_Problem_
Extract the whole listing as it stands. Do not include the pictures.

################

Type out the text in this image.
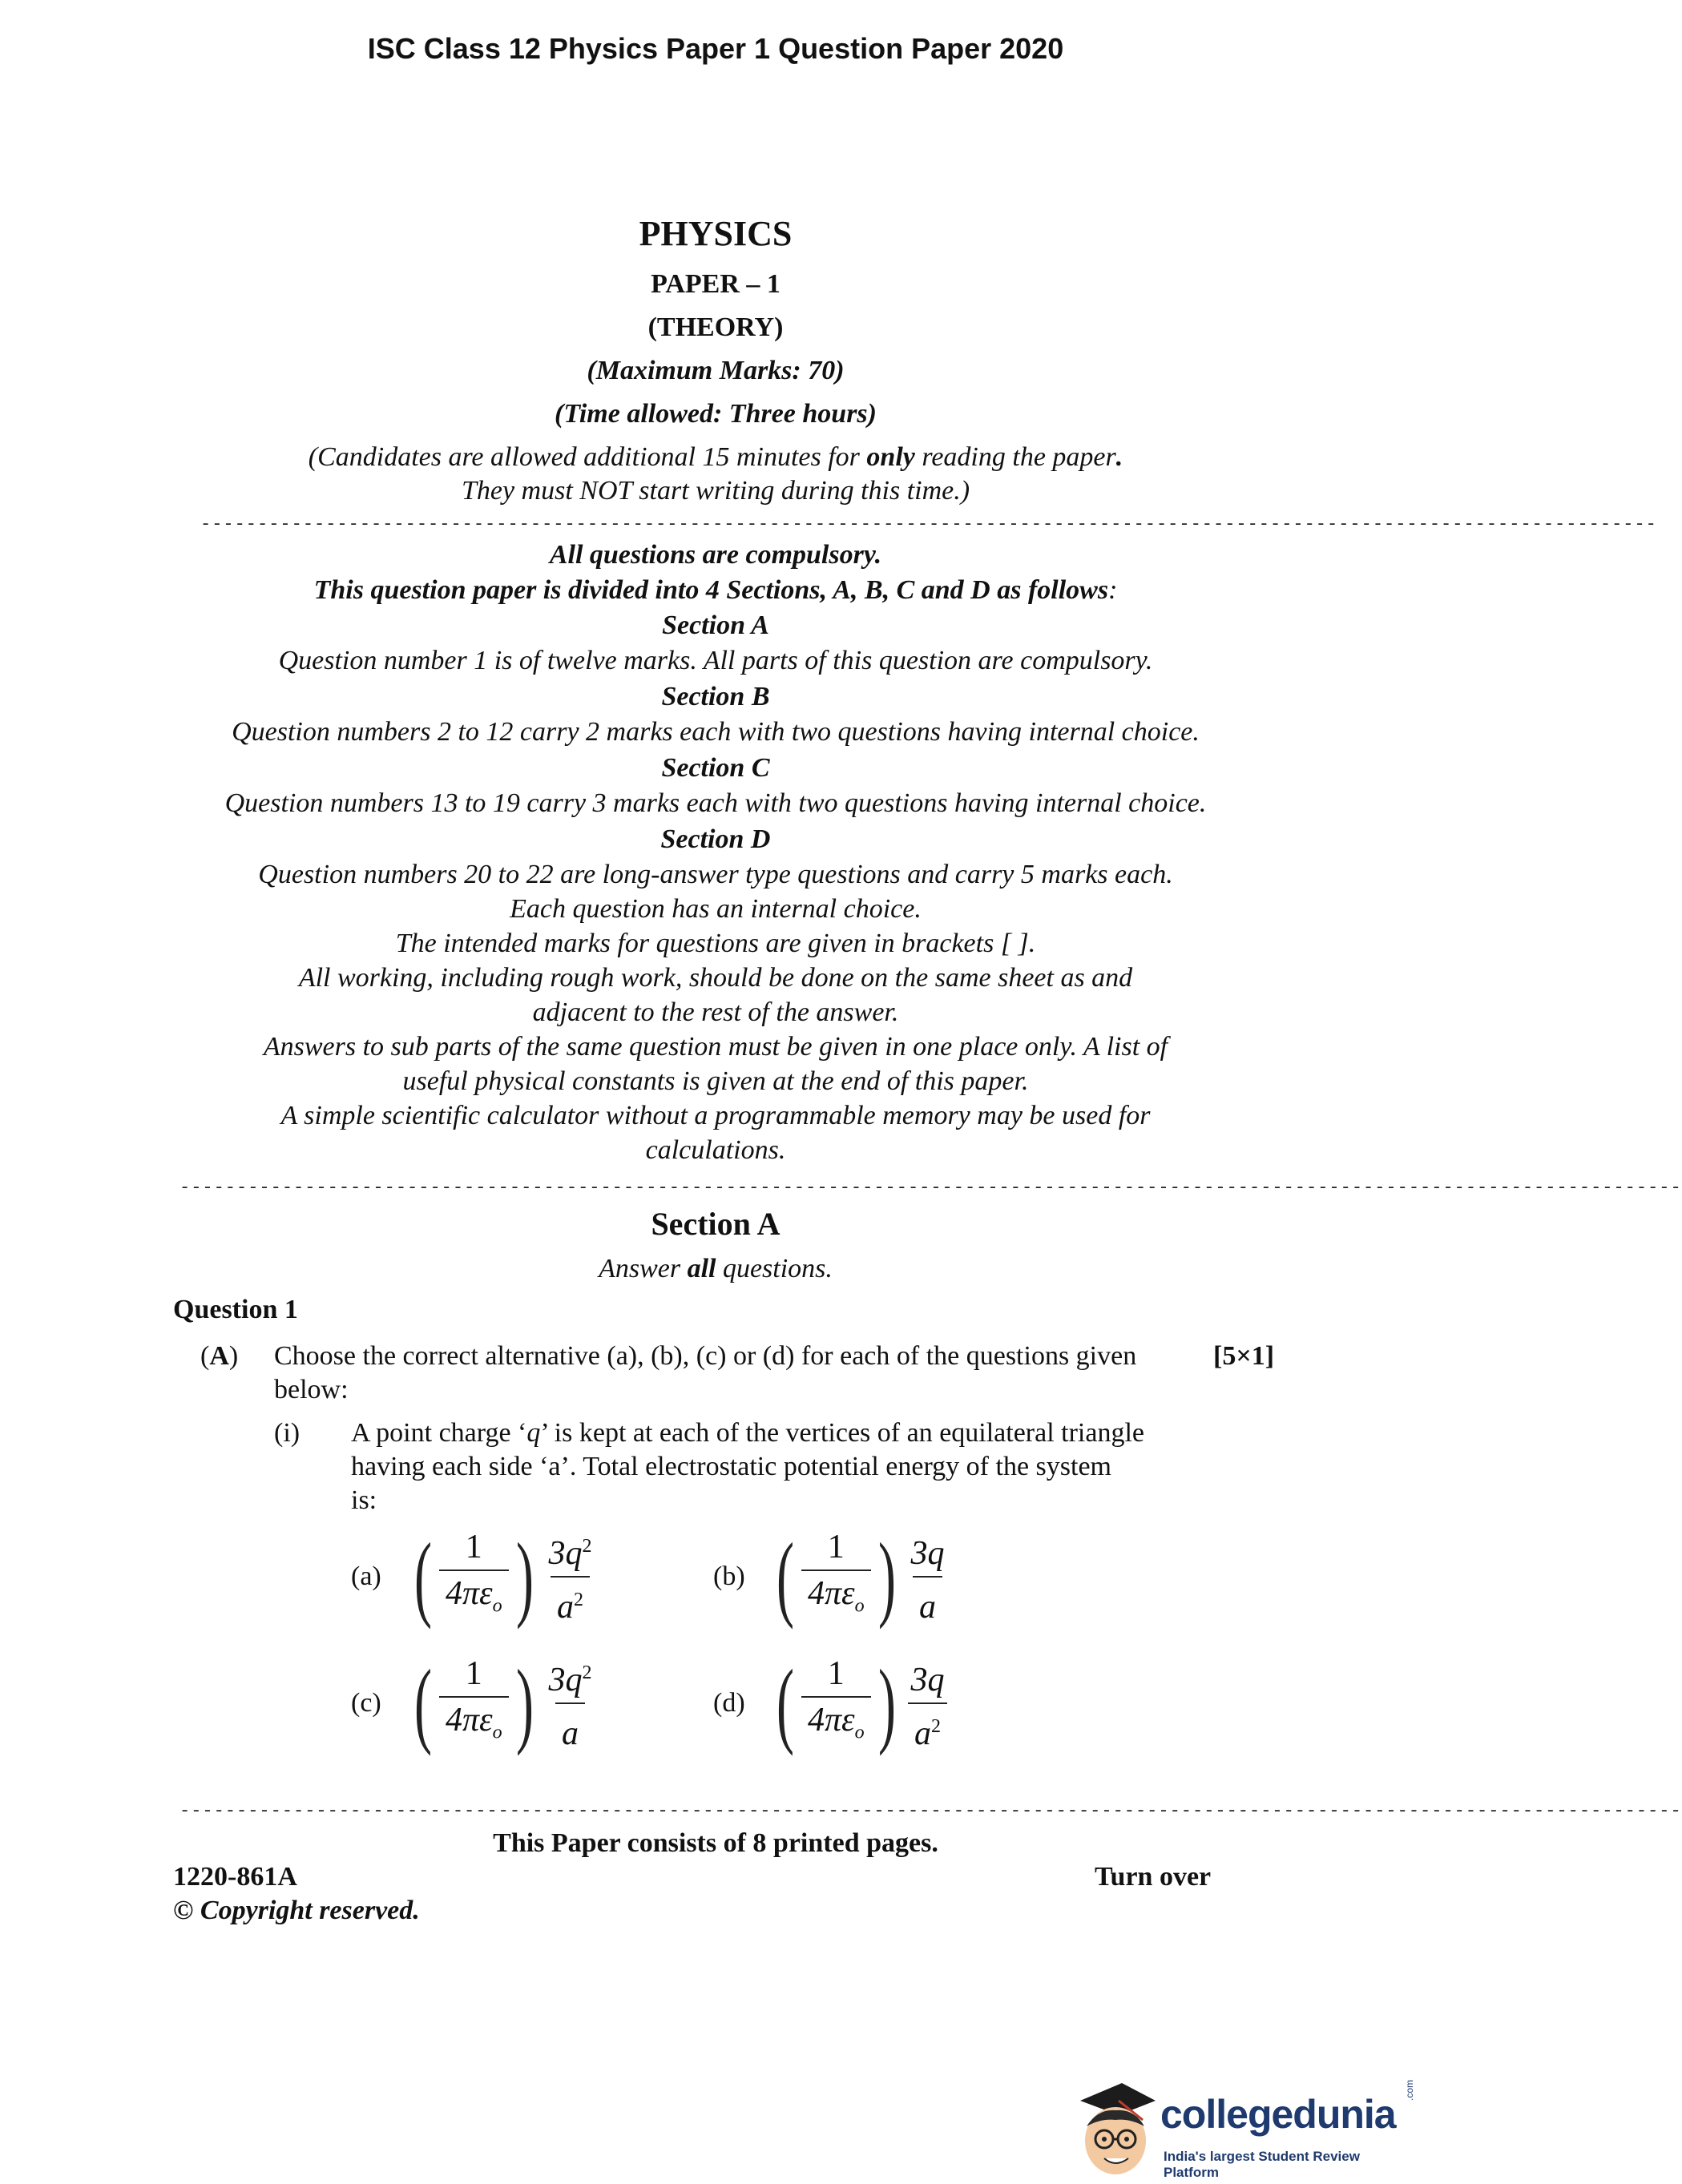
ISC Class 12 Physics Paper 1 Question Paper 2020
PHYSICS
PAPER – 1
(THEORY)
(Maximum Marks: 70)
(Time allowed: Three hours)
(Candidates are allowed additional 15 minutes for only reading the paper.
They must NOT start writing during this time.)
--------------------------------------------------------------------------------------------------------------------------------
All questions are compulsory.
This question paper is divided into 4 Sections, A, B, C and D as follows:
Section A
Question number 1 is of twelve marks. All parts of this question are compulsory.
Section B
Question numbers 2 to 12 carry 2 marks each with two questions having internal choice.
Section C
Question numbers 13 to 19 carry 3 marks each with two questions having internal choice.
Section D
Question numbers 20 to 22 are long-answer type questions and carry 5 marks each.
Each question has an internal choice.
The intended marks for questions are given in brackets [ ].
All working, including rough work, should be done on the same sheet as and
adjacent to the rest of the answer.
Answers to sub parts of the same question must be given in one place only. A list of
useful physical constants is given at the end of this paper.
A simple scientific calculator without a programmable memory may be used for
calculations.
------------------------------------------------------------------------------------------------------------------------------------
Section A
Answer all questions.
Question 1
(A) Choose the correct alternative (a), (b), (c) or (d) for each of the questions given
below:
[5×1]
(i) A point charge ‘q’ is kept at each of the vertices of an equilateral triangle
having each side ‘a’. Total electrostatic potential energy of the system
is:
(a) ( $\frac{1}{4\pi\varepsilon_o}$ ) $\frac{3q^2}{a^2}$	(b) ( $\frac{1}{4\pi\varepsilon_o}$ ) $\frac{3q}{a}$
(c) ( $\frac{1}{4\pi\varepsilon_o}$ ) $\frac{3q^2}{a}$	(d) ( $\frac{1}{4\pi\varepsilon_o}$ ) $\frac{3q}{a^2}$
------------------------------------------------------------------------------------------------------------------------------------
This Paper consists of 8 printed pages.
1220-861A	Turn over
© Copyright reserved.
collegedunia
.com
India's largest Student Review Platform
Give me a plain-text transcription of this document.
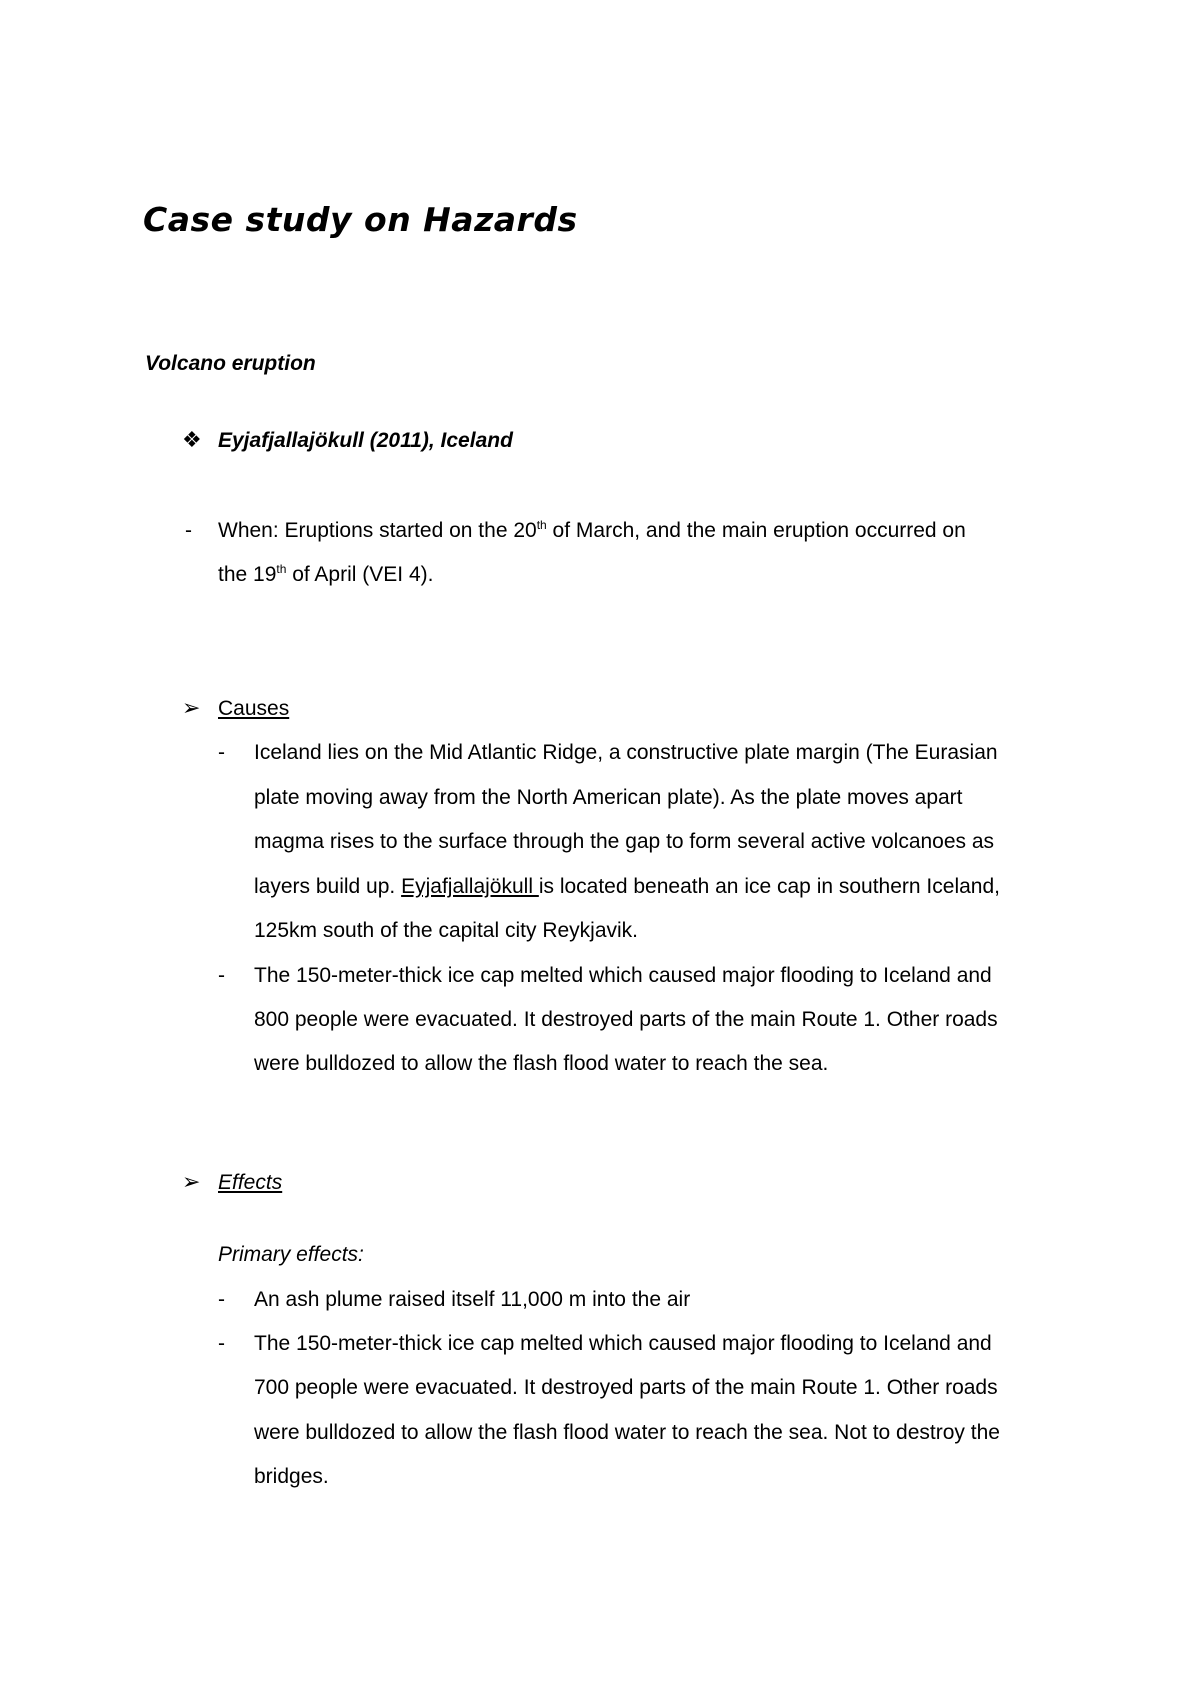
Case study on Hazards
Volcano eruption
❖ Eyjafjallajökull (2011), Iceland
- When: Eruptions started on the 20th of March, and the main eruption occurred on
the 19th of April (VEI 4).
➢ Causes
- Iceland lies on the Mid Atlantic Ridge, a constructive plate margin (The Eurasian
plate moving away from the North American plate). As the plate moves apart
magma rises to the surface through the gap to form several active volcanoes as
layers build up. Eyjafjallajökull is located beneath an ice cap in southern Iceland,
125km south of the capital city Reykjavik.
- The 150-meter-thick ice cap melted which caused major flooding to Iceland and
800 people were evacuated. It destroyed parts of the main Route 1. Other roads
were bulldozed to allow the flash flood water to reach the sea.
➢ Effects
Primary effects:
- An ash plume raised itself 11,000 m into the air
- The 150-meter-thick ice cap melted which caused major flooding to Iceland and
700 people were evacuated. It destroyed parts of the main Route 1. Other roads
were bulldozed to allow the flash flood water to reach the sea. Not to destroy the
bridges.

################

_Result of this task_
Type out the text in this image.
ISC Class 12 Physics Paper 1 Question Paper 2020
PHYSICS
PAPER – 1
(THEORY)
(Maximum Marks: 70)
(Time allowed: Three hours)
(Candidates are allowed additional 15 minutes for only reading the paper.
They must NOT start writing during this time.)
--------------------------------------------------------------------------------------------------------------------------------
All questions are compulsory.
This question paper is divided into 4 Sections, A, B, C and D as follows:
Section A
Question number 1 is of twelve marks. All parts of this question are compulsory.
Section B
Question numbers 2 to 12 carry 2 marks each with two questions having internal choice.
Section C
Question numbers 13 to 19 carry 3 marks each with two questions having internal choice.
Section D
Question numbers 20 to 22 are long-answer type questions and carry 5 marks each.
Each question has an internal choice.
The intended marks for questions are given in brackets [ ].
All working, including rough work, should be done on the same sheet as and
adjacent to the rest of the answer.
Answers to sub parts of the same question must be given in one place only. A list of
useful physical constants is given at the end of this paper.
A simple scientific calculator without a programmable memory may be used for
calculations.
------------------------------------------------------------------------------------------------------------------------------------
Section A
Answer all questions.
Question 1
(A) Choose the correct alternative (a), (b), (c) or (d) for each of the questions given
below:
[5×1]
(i) A point charge ‘q’ is kept at each of the vertices of an equilateral triangle
having each side ‘a’. Total electrostatic potential energy of the system
is:
(a) ( $\frac{1}{4\pi\varepsilon_o}$ ) $\frac{3q^2}{a^2}$	(b) ( $\frac{1}{4\pi\varepsilon_o}$ ) $\frac{3q}{a}$
(c) ( $\frac{1}{4\pi\varepsilon_o}$ ) $\frac{3q^2}{a}$	(d) ( $\frac{1}{4\pi\varepsilon_o}$ ) $\frac{3q}{a^2}$
------------------------------------------------------------------------------------------------------------------------------------
This Paper consists of 8 printed pages.
1220-861A	Turn over
© Copyright reserved.
collegedunia
.com
India's largest Student Review Platform
Give me a plain-text transcription of this document.
Case study on Hazards
Volcano eruption
❖ Eyjafjallajökull (2011), Iceland
- When: Eruptions started on the 20th of March, and the main eruption occurred on
the 19th of April (VEI 4).
➢ Causes
- Iceland lies on the Mid Atlantic Ridge, a constructive plate margin (The Eurasian
plate moving away from the North American plate). As the plate moves apart
magma rises to the surface through the gap to form several active volcanoes as
layers build up. Eyjafjallajökull is located beneath an ice cap in southern Iceland,
125km south of the capital city Reykjavik.
- The 150-meter-thick ice cap melted which caused major flooding to Iceland and
800 people were evacuated. It destroyed parts of the main Route 1. Other roads
were bulldozed to allow the flash flood water to reach the sea.
➢ Effects
Primary effects:
- An ash plume raised itself 11,000 m into the air
- The 150-meter-thick ice cap melted which caused major flooding to Iceland and
700 people were evacuated. It destroyed parts of the main Route 1. Other roads
were bulldozed to allow the flash flood water to reach the sea. Not to destroy the
bridges.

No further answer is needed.